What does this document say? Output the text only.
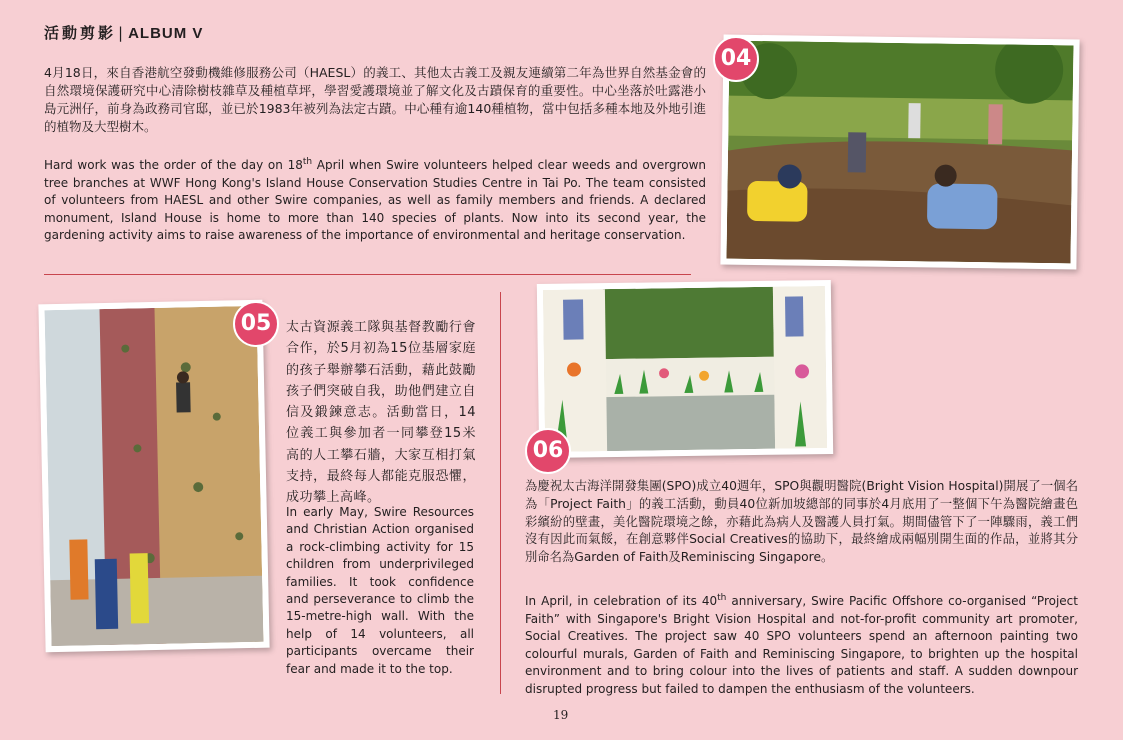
活動剪影 | ALBUM V

4月18日，來自香港航空發動機維修服務公司（HAESL）的義工、其他太古義工及親友連續第二年為世界自然基金會的自然環境保護研究中心清除樹枝雜草及種植草坪，學習愛護環境並了解文化及古蹟保育的重要性。中心坐落於吐露港小島元洲仔，前身為政務司官邸，並已於1983年被列為法定古蹟。中心種有逾140種植物，當中包括多種本地及外地引進的植物及大型樹木。

Hard work was the order of the day on 18th April when Swire volunteers helped clear weeds and overgrown tree branches at WWF Hong Kong's Island House Conservation Studies Centre in Tai Po. The team consisted of volunteers from HAESL and other Swire companies, as well as family members and friends. A declared monument, Island House is home to more than 140 species of plants. Now into its second year, the gardening activity aims to raise awareness of the importance of environmental and heritage conservation.

04
05	太古資源義工隊與基督教勵行會合作，於5月初為15位基層家庭的孩子舉辦攀石活動，藉此鼓勵孩子們突破自我，助他們建立自信及鍛鍊意志。活動當日，14位義工與參加者一同攀登15米高的人工攀石牆，大家互相打氣支持，最終每人都能克服恐懼，成功攀上高峰。

In early May, Swire Resources and Christian Action organised a rock-climbing activity for 15 children from underprivileged families. It took confidence and perseverance to climb the 15-metre-high wall. With the help of 14 volunteers, all participants overcame their fear and made it to the top.

06

為慶祝太古海洋開發集團(SPO)成立40週年，SPO與觀明醫院(Bright Vision Hospital)開展了一個名為「Project Faith」的義工活動，動員40位新加坡總部的同事於4月底用了一整個下午為醫院繪畫色彩繽紛的壁畫，美化醫院環境之餘，亦藉此為病人及醫護人員打氣。期間儘管下了一陣驟雨，義工們沒有因此而氣餒，在創意夥伴Social Creatives的協助下，最終繪成兩幅別開生面的作品，並將其分別命名為Garden of Faith及Reminiscing Singapore。

In April, in celebration of its 40th anniversary, Swire Pacific Offshore co-organised “Project Faith” with Singapore's Bright Vision Hospital and not-for-profit community art promoter, Social Creatives. The project saw 40 SPO volunteers spend an afternoon painting two colourful murals, Garden of Faith and Reminiscing Singapore, to brighten up the hospital environment and to bring colour into the lives of patients and staff. A sudden downpour disrupted progress but failed to dampen the enthusiasm of the volunteers.

19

How to complete this task: From the material above, copy everything exactly but the pictures.

Response area:
What does this document say? Output the text only.
活動剪影 | ALBUM V

4月18日，來自香港航空發動機維修服務公司（HAESL）的義工、其他太古義工及親友連續第二年為世界自然基金會的自然環境保護研究中心清除樹枝雜草及種植草坪，學習愛護環境並了解文化及古蹟保育的重要性。中心坐落於吐露港小島元洲仔，前身為政務司官邸，並已於1983年被列為法定古蹟。中心種有逾140種植物，當中包括多種本地及外地引進的植物及大型樹木。

Hard work was the order of the day on 18th April when Swire volunteers helped clear weeds and overgrown tree branches at WWF Hong Kong's Island House Conservation Studies Centre in Tai Po. The team consisted of volunteers from HAESL and other Swire companies, as well as family members and friends. A declared monument, Island House is home to more than 140 species of plants. Now into its second year, the gardening activity aims to raise awareness of the importance of environmental and heritage conservation.

04
05	太古資源義工隊與基督教勵行會合作，於5月初為15位基層家庭的孩子舉辦攀石活動，藉此鼓勵孩子們突破自我，助他們建立自信及鍛鍊意志。活動當日，14位義工與參加者一同攀登15米高的人工攀石牆，大家互相打氣支持，最終每人都能克服恐懼，成功攀上高峰。

In early May, Swire Resources and Christian Action organised a rock-climbing activity for 15 children from underprivileged families. It took confidence and perseverance to climb the 15-metre-high wall. With the help of 14 volunteers, all participants overcame their fear and made it to the top.

06

為慶祝太古海洋開發集團(SPO)成立40週年，SPO與觀明醫院(Bright Vision Hospital)開展了一個名為「Project Faith」的義工活動，動員40位新加坡總部的同事於4月底用了一整個下午為醫院繪畫色彩繽紛的壁畫，美化醫院環境之餘，亦藉此為病人及醫護人員打氣。期間儘管下了一陣驟雨，義工們沒有因此而氣餒，在創意夥伴Social Creatives的協助下，最終繪成兩幅別開生面的作品，並將其分別命名為Garden of Faith及Reminiscing Singapore。

In April, in celebration of its 40th anniversary, Swire Pacific Offshore co-organised “Project Faith” with Singapore's Bright Vision Hospital and not-for-profit community art promoter, Social Creatives. The project saw 40 SPO volunteers spend an afternoon painting two colourful murals, Garden of Faith and Reminiscing Singapore, to brighten up the hospital environment and to bring colour into the lives of patients and staff. A sudden downpour disrupted progress but failed to dampen the enthusiasm of the volunteers.

19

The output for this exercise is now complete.